> [Texto de origen]:
^^^^^^^^

# Conexión de 3 tweeter.



## seralemi (Nov 7, 2013)

Buenas tardes. 

Poseo un bafle de 4 vías el que traía un tweeter de 8 ohms conectado al crossover (un capacitor de 2uF/250v). En su momento cambié ese tweeter y le coloqué 3 tweeter leson TLc-1. Un tweeter conectado al crossover original y los otros 2 con un capacitor (2uF) cada uno a la entrada de señal. Estos tweeter si bien son piezoeléctricos, poseen una bobina adaptadora en su interior que les fija una impedancia (8ohms).
La consulta es: al estar conectados los 3 tweeter, cada uno con su capacitor, me modifica la impedancia que ve el crossover?. Sino, de que manera podría conectarlos?.

Saludos. ...


----------



## crimson (Nov 7, 2013)

Hola seralemi, ¿leíste éste post?:
https://www.forosdeelectronica.com/f32/ajustar-respuesta-tweeter-piezo-electrico-22677/
Saludos C


----------



## seralemi (Nov 8, 2013)

^^^^^^^^

> [Datos proporcionados]:

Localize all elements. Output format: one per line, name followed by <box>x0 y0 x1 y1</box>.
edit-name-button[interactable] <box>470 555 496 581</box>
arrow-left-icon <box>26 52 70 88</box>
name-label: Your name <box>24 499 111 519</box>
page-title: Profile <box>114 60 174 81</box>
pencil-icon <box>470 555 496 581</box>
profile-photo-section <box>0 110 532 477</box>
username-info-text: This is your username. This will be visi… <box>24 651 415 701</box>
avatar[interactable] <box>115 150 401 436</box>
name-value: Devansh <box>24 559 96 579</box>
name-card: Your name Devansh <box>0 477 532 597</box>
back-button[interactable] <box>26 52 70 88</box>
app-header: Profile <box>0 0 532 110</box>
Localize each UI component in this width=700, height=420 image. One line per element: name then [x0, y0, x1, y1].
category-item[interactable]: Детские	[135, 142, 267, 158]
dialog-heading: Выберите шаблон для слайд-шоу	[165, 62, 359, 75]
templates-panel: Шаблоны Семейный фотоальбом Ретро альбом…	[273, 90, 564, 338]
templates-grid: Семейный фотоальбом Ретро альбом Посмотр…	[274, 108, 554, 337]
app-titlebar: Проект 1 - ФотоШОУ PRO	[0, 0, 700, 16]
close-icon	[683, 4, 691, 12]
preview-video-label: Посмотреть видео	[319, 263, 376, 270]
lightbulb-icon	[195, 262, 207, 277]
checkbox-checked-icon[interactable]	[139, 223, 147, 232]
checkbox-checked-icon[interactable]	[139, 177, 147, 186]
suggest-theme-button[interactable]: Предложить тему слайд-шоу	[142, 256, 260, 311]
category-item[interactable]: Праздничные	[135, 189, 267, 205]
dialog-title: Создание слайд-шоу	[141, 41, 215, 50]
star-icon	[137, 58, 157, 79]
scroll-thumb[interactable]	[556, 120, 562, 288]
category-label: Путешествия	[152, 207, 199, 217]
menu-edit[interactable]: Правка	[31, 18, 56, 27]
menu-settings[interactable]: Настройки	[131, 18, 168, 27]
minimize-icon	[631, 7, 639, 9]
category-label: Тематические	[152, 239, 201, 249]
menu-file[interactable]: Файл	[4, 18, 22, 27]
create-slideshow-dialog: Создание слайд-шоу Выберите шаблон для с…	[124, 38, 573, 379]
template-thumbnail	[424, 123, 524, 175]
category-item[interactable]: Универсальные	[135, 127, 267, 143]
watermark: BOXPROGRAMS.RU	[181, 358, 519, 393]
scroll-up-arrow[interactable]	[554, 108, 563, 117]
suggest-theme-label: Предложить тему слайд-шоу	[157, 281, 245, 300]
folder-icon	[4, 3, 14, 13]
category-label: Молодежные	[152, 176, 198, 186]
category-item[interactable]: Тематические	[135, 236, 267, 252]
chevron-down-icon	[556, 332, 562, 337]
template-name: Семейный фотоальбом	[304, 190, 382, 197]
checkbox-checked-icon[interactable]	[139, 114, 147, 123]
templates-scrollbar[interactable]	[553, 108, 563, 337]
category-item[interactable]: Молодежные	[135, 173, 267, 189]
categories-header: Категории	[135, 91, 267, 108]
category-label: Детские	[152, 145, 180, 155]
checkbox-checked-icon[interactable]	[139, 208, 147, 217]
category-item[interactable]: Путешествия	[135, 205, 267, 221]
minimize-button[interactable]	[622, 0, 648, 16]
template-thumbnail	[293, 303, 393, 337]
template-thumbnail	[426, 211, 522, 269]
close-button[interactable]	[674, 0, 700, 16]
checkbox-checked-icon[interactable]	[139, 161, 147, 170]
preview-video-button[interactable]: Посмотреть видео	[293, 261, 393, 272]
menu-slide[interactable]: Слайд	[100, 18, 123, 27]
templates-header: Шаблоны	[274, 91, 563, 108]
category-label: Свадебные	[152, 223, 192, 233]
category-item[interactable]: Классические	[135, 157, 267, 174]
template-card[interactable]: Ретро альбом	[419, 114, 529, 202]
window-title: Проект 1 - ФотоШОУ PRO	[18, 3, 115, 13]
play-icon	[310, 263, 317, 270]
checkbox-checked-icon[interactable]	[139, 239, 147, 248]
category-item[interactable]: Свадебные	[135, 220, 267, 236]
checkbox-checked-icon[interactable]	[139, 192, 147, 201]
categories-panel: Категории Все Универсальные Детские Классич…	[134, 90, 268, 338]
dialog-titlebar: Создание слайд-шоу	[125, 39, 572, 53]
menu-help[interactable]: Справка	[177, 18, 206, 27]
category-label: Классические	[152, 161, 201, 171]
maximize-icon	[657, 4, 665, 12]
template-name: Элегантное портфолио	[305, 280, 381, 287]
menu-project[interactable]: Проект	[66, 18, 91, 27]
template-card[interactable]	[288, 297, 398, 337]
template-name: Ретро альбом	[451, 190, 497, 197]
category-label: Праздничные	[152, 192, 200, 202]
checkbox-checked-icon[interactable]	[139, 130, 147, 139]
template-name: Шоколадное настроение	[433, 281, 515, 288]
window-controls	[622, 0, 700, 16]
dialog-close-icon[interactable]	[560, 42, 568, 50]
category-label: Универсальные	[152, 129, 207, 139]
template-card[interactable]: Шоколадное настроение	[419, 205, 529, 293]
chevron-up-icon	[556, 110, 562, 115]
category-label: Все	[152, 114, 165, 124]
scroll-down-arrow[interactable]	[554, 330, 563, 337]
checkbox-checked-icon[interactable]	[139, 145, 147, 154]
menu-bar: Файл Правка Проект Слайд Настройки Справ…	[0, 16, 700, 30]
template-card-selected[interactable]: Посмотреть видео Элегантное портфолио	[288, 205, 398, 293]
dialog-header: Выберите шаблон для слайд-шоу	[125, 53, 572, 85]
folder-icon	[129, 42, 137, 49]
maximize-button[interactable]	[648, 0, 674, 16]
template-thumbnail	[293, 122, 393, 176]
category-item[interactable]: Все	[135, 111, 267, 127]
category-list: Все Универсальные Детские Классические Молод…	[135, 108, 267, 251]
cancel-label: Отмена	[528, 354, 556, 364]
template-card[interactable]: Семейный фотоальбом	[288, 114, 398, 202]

^^^^^^^^

> [Ejercicios]:
1. Repite literalmente el fragmento del hilo sobre la conexión de tres tweeters que empieza en las palabras "Poseo un bafle" y termina después de "manera podría conectarlos?.".
2. Por favor, sigue escribiendo el hilo sobre la conexión de tres tweeters desde donde se detiene.
Las filas no intervienen en esto.

> [Respuestas en orden]:
1.
Poseo un bafle de 4 vías el que traía un tweeter de 8 ohms conectado al crossover (un capacitor de 2uF/250v). En su momento cambié ese tweeter y le coloqué 3 tweeter leson TLc-1. Un tweeter conectado al crossover original y los otros 2 con un capacitor (2uF) cada uno a la entrada de señal. Estos tweeter si bien son piezoeléctricos, poseen una bobina adaptadora en su interior que les fija una impedancia (8ohms).
La consulta es: al estar conectados los 3 tweeter, cada uno con su capacitor, me modifica la impedancia que ve el crossover?. Sino, de que manera podría conectarlos?.

2.
Hola Crimson, gracias por responder. Si, había leído ese post. Como les comenté, estos tweeter son piezoeléctricos pero tienen la particularidad de tener en su interior una bobina "adaptadora" que le asegura una impedancia (8ohms) y una sensibilidad de 108dB. De hecho los tengo conectados con un capa de 2uF y andan muy bien. La consulta era como conectar 3 tweeter al mismo crossover sin que me modifique la impedancia. Adjunto imagen de los mismos.

Saludos.


----------



## crimson (Nov 8, 2013)

Si tienen adaptador a 8 ohm vas a tener que poner cuatro, haciendo un serie-paralelo para que te dé 8 ohm.
Saludos C


----------



## seralemi (Nov 8, 2013)

crimson dijo:


> Si tienen adaptador a 8 ohm vas a tener que poner cuatro, haciendo un serie-paralelo para que te dé 8 ohm.
> Saludos C



Gracias Crimson. Había pensado en esa posibilidad, y en vez de colocar un cuarto tweeter, agragar una R de 8.2ohms para lograr la impedancia final. Como los tweeter tienen un SPL de 108dB, les vendrá bien la atenuación. En este caso, que potencia recibiría cada uno??? dB???
Te adjunto el esquema de como sería la conexión.

Saludos.


----------



## crimson (Nov 8, 2013)

Sí, podría funcionar. La potencia se repartiría en partes iguales a cada tweeter + resistencia.
Saludos C


----------



## seralemi (Nov 9, 2013)

crimson dijo:


> Sí, podría funcionar. La potencia se repartiría en partes iguales a cada tweeter + resistencia.
> Saludos C



Ok. Muchas gracias por tus comentarios .
Saludos.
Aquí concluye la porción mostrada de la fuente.